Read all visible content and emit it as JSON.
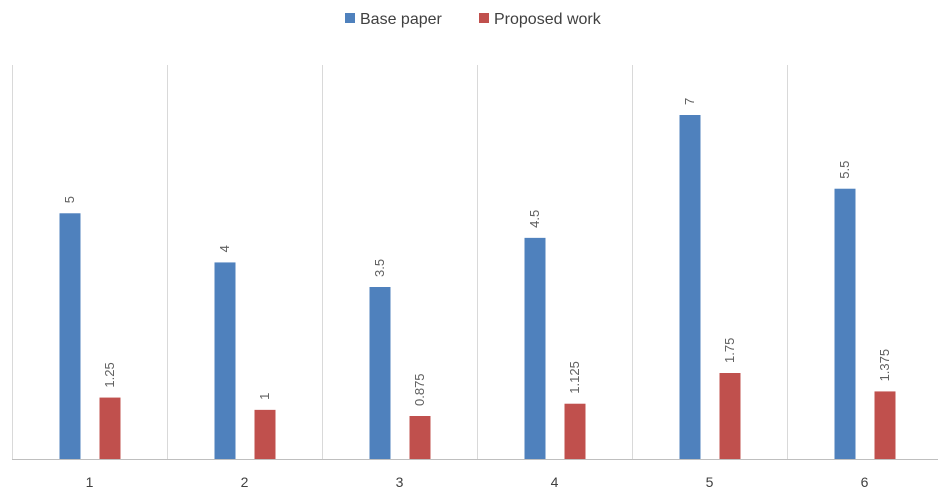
{
  "chart_data": {
    "type": "bar",
    "categories": [
      "1",
      "2",
      "3",
      "4",
      "5",
      "6"
    ],
    "series": [
      {
        "name": "Base paper",
        "values": [
          5,
          4,
          3.5,
          4.5,
          7,
          5.5
        ],
        "labels": [
          "5",
          "4",
          "3.5",
          "4.5",
          "7",
          "5.5"
        ],
        "color": "#4F81BD"
      },
      {
        "name": "Proposed work",
        "values": [
          1.25,
          1,
          0.875,
          1.125,
          1.75,
          1.375
        ],
        "labels": [
          "1.25",
          "1",
          "0.875",
          "1.125",
          "1.75",
          "1.375"
        ],
        "color": "#C0504D"
      }
    ],
    "ylim": [
      0,
      8
    ],
    "grid": "vertical separators between categories",
    "legend_position": "top-center",
    "data_labels": "rotated vertical above bars",
    "title": "",
    "xlabel": "",
    "ylabel": ""
  }
}
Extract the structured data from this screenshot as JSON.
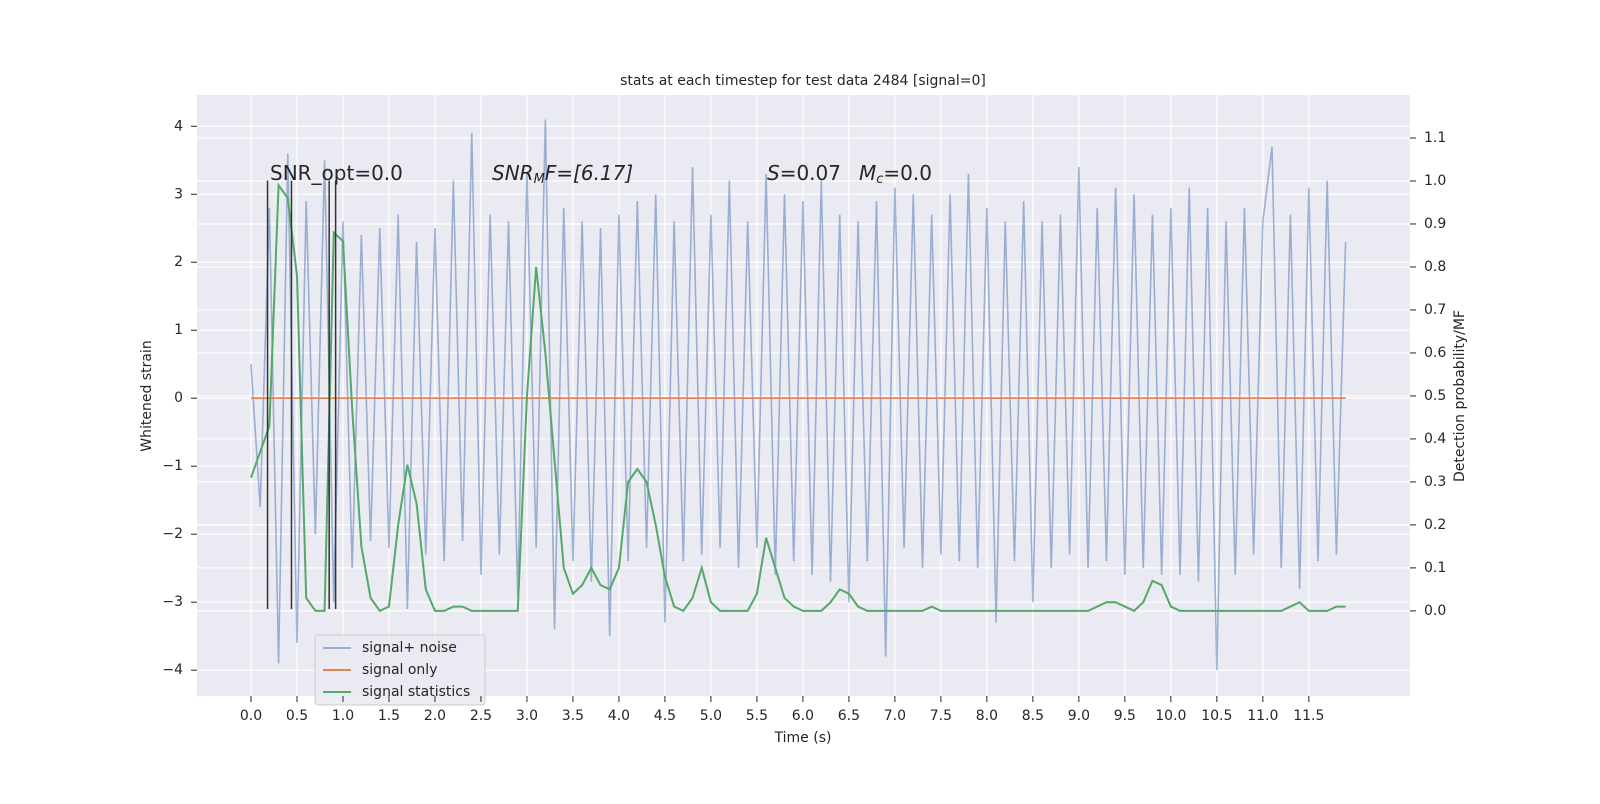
{
  "chart_data": {
    "type": "line",
    "title": "stats at each timestep for test data 2484 [signal=0]",
    "xlabel": "Time (s)",
    "ylabel": "Whitened strain",
    "y2label": "Detection probability/MF",
    "x": [
      0.0,
      0.1,
      0.2,
      0.3,
      0.4,
      0.5,
      0.6,
      0.7,
      0.8,
      0.9,
      1.0,
      1.1,
      1.2,
      1.3,
      1.4,
      1.5,
      1.6,
      1.7,
      1.8,
      1.9,
      2.0,
      2.1,
      2.2,
      2.3,
      2.4,
      2.5,
      2.6,
      2.7,
      2.8,
      2.9,
      3.0,
      3.1,
      3.2,
      3.3,
      3.4,
      3.5,
      3.6,
      3.7,
      3.8,
      3.9,
      4.0,
      4.1,
      4.2,
      4.3,
      4.4,
      4.5,
      4.6,
      4.7,
      4.8,
      4.9,
      5.0,
      5.1,
      5.2,
      5.3,
      5.4,
      5.5,
      5.6,
      5.7,
      5.8,
      5.9,
      6.0,
      6.1,
      6.2,
      6.3,
      6.4,
      6.5,
      6.6,
      6.7,
      6.8,
      6.9,
      7.0,
      7.1,
      7.2,
      7.3,
      7.4,
      7.5,
      7.6,
      7.7,
      7.8,
      7.9,
      8.0,
      8.1,
      8.2,
      8.3,
      8.4,
      8.5,
      8.6,
      8.7,
      8.8,
      8.9,
      9.0,
      9.1,
      9.2,
      9.3,
      9.4,
      9.5,
      9.6,
      9.7,
      9.8,
      9.9,
      10.0,
      10.1,
      10.2,
      10.3,
      10.4,
      10.5,
      10.6,
      10.7,
      10.8,
      10.9,
      11.0,
      11.1,
      11.2,
      11.3,
      11.4,
      11.5,
      11.6,
      11.7,
      11.8,
      11.9
    ],
    "series": [
      {
        "name": "signal+ noise",
        "color": "#4c72b0",
        "opacity": 0.5,
        "axis": "y",
        "values": [
          0.5,
          -1.6,
          2.8,
          -3.9,
          3.6,
          -3.6,
          2.9,
          -2.0,
          3.5,
          -3.0,
          2.6,
          -2.5,
          2.4,
          -2.1,
          2.5,
          -2.2,
          2.7,
          -3.1,
          2.3,
          -2.3,
          2.5,
          -2.4,
          3.2,
          -2.1,
          3.9,
          -2.6,
          2.7,
          -2.3,
          2.6,
          -2.9,
          3.3,
          -2.2,
          4.1,
          -3.4,
          2.8,
          -2.4,
          2.6,
          -2.7,
          2.5,
          -3.5,
          2.7,
          -2.4,
          2.9,
          -2.2,
          3.0,
          -3.3,
          2.6,
          -2.4,
          3.4,
          -2.3,
          2.7,
          -2.2,
          3.2,
          -2.5,
          2.6,
          -2.2,
          3.3,
          -2.6,
          3.0,
          -2.4,
          2.9,
          -2.6,
          3.2,
          -2.7,
          2.7,
          -3.0,
          2.6,
          -2.4,
          2.9,
          -3.8,
          3.1,
          -2.2,
          3.0,
          -2.5,
          2.7,
          -2.3,
          3.0,
          -2.4,
          3.3,
          -2.5,
          2.8,
          -3.3,
          2.6,
          -2.4,
          2.9,
          -3.0,
          2.6,
          -2.5,
          2.7,
          -2.3,
          3.4,
          -2.5,
          2.8,
          -2.4,
          3.1,
          -2.6,
          3.0,
          -2.5,
          2.7,
          -2.6,
          2.8,
          -2.6,
          3.1,
          -2.7,
          2.8,
          -4.0,
          2.6,
          -2.6,
          2.8,
          -2.3,
          2.6,
          3.7,
          -2.5,
          2.7,
          -2.8,
          3.1,
          -2.4,
          3.2,
          -2.3,
          2.3
        ]
      },
      {
        "name": "signal only",
        "color": "#dd8452",
        "opacity": 1,
        "axis": "y",
        "values": [
          0,
          0,
          0,
          0,
          0,
          0,
          0,
          0,
          0,
          0,
          0,
          0,
          0,
          0,
          0,
          0,
          0,
          0,
          0,
          0,
          0,
          0,
          0,
          0,
          0,
          0,
          0,
          0,
          0,
          0,
          0,
          0,
          0,
          0,
          0,
          0,
          0,
          0,
          0,
          0,
          0,
          0,
          0,
          0,
          0,
          0,
          0,
          0,
          0,
          0,
          0,
          0,
          0,
          0,
          0,
          0,
          0,
          0,
          0,
          0,
          0,
          0,
          0,
          0,
          0,
          0,
          0,
          0,
          0,
          0,
          0,
          0,
          0,
          0,
          0,
          0,
          0,
          0,
          0,
          0,
          0,
          0,
          0,
          0,
          0,
          0,
          0,
          0,
          0,
          0,
          0,
          0,
          0,
          0,
          0,
          0,
          0,
          0,
          0,
          0,
          0,
          0,
          0,
          0,
          0,
          0,
          0,
          0,
          0,
          0,
          0,
          0,
          0,
          0,
          0,
          0,
          0,
          0,
          0,
          0
        ]
      },
      {
        "name": "signal statistics",
        "color": "#55a868",
        "opacity": 1,
        "axis": "y2",
        "values": [
          0.31,
          0.37,
          0.43,
          0.99,
          0.96,
          0.78,
          0.03,
          0,
          0,
          0.88,
          0.86,
          0.47,
          0.15,
          0.03,
          0,
          0.01,
          0.2,
          0.34,
          0.25,
          0.05,
          0,
          0,
          0.01,
          0.01,
          0,
          0,
          0,
          0,
          0,
          0,
          0.5,
          0.8,
          0.6,
          0.35,
          0.1,
          0.04,
          0.06,
          0.1,
          0.06,
          0.05,
          0.1,
          0.3,
          0.33,
          0.3,
          0.2,
          0.08,
          0.01,
          0,
          0.03,
          0.1,
          0.02,
          0,
          0,
          0,
          0,
          0.04,
          0.17,
          0.1,
          0.03,
          0.01,
          0,
          0,
          0,
          0.02,
          0.05,
          0.04,
          0.01,
          0,
          0,
          0,
          0,
          0,
          0,
          0,
          0.01,
          0,
          0,
          0,
          0,
          0,
          0,
          0,
          0,
          0,
          0,
          0,
          0,
          0,
          0,
          0,
          0,
          0,
          0.01,
          0.02,
          0.02,
          0.01,
          0,
          0.02,
          0.07,
          0.06,
          0.01,
          0,
          0,
          0,
          0,
          0,
          0,
          0,
          0,
          0,
          0,
          0,
          0,
          0.01,
          0.02,
          0,
          0,
          0,
          0.01,
          0.01
        ]
      }
    ],
    "vlines": {
      "x": [
        0.18,
        0.44,
        0.85,
        0.92
      ],
      "ymin": -3.1,
      "ymax": 3.2,
      "color": "#333333"
    },
    "annotations": [
      {
        "parts": [
          "SNR_opt=0.0"
        ]
      },
      {
        "parts": [
          "SNR",
          "M",
          "F=[6.17]"
        ]
      },
      {
        "parts": [
          "S",
          "=0.07"
        ]
      },
      {
        "parts": [
          "M",
          "c",
          "=0.0"
        ]
      }
    ],
    "xlim": [
      -0.587,
      12.6
    ],
    "ylim": [
      -4.38,
      4.46
    ],
    "y2lim": [
      -0.198,
      1.2
    ],
    "xticks": [
      {
        "value": 0,
        "label": "0.0"
      },
      {
        "value": 0.5,
        "label": "0.5"
      },
      {
        "value": 1,
        "label": "1.0"
      },
      {
        "value": 1.5,
        "label": "1.5"
      },
      {
        "value": 2,
        "label": "2.0"
      },
      {
        "value": 2.5,
        "label": "2.5"
      },
      {
        "value": 3,
        "label": "3.0"
      },
      {
        "value": 3.5,
        "label": "3.5"
      },
      {
        "value": 4,
        "label": "4.0"
      },
      {
        "value": 4.5,
        "label": "4.5"
      },
      {
        "value": 5,
        "label": "5.0"
      },
      {
        "value": 5.5,
        "label": "5.5"
      },
      {
        "value": 6,
        "label": "6.0"
      },
      {
        "value": 6.5,
        "label": "6.5"
      },
      {
        "value": 7,
        "label": "7.0"
      },
      {
        "value": 7.5,
        "label": "7.5"
      },
      {
        "value": 8,
        "label": "8.0"
      },
      {
        "value": 8.5,
        "label": "8.5"
      },
      {
        "value": 9,
        "label": "9.0"
      },
      {
        "value": 9.5,
        "label": "9.5"
      },
      {
        "value": 10,
        "label": "10.0"
      },
      {
        "value": 10.5,
        "label": "10.5"
      },
      {
        "value": 11,
        "label": "11.0"
      },
      {
        "value": 11.5,
        "label": "11.5"
      }
    ],
    "yticks": [
      {
        "value": -4,
        "label": "−4"
      },
      {
        "value": -3,
        "label": "−3"
      },
      {
        "value": -2,
        "label": "−2"
      },
      {
        "value": -1,
        "label": "−1"
      },
      0,
      1,
      2,
      3,
      4
    ],
    "y2ticks": [
      {
        "value": 0,
        "label": "0.0"
      },
      {
        "value": 0.1,
        "label": "0.1"
      },
      {
        "value": 0.2,
        "label": "0.2"
      },
      {
        "value": 0.3,
        "label": "0.3"
      },
      {
        "value": 0.4,
        "label": "0.4"
      },
      {
        "value": 0.5,
        "label": "0.5"
      },
      {
        "value": 0.6,
        "label": "0.6"
      },
      {
        "value": 0.7,
        "label": "0.7"
      },
      {
        "value": 0.8,
        "label": "0.8"
      },
      {
        "value": 0.9,
        "label": "0.9"
      },
      {
        "value": 1,
        "label": "1.0"
      },
      {
        "value": 1.1,
        "label": "1.1"
      }
    ],
    "grid": true,
    "legend": "lower left"
  }
}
::::::
## Task instructions:
Only lines that contain the word "vertical" are wanted; copy each of them.

## Worked answer:
    "grid": "vertical separators between categories",
    "data_labels": "rotated vertical above bars",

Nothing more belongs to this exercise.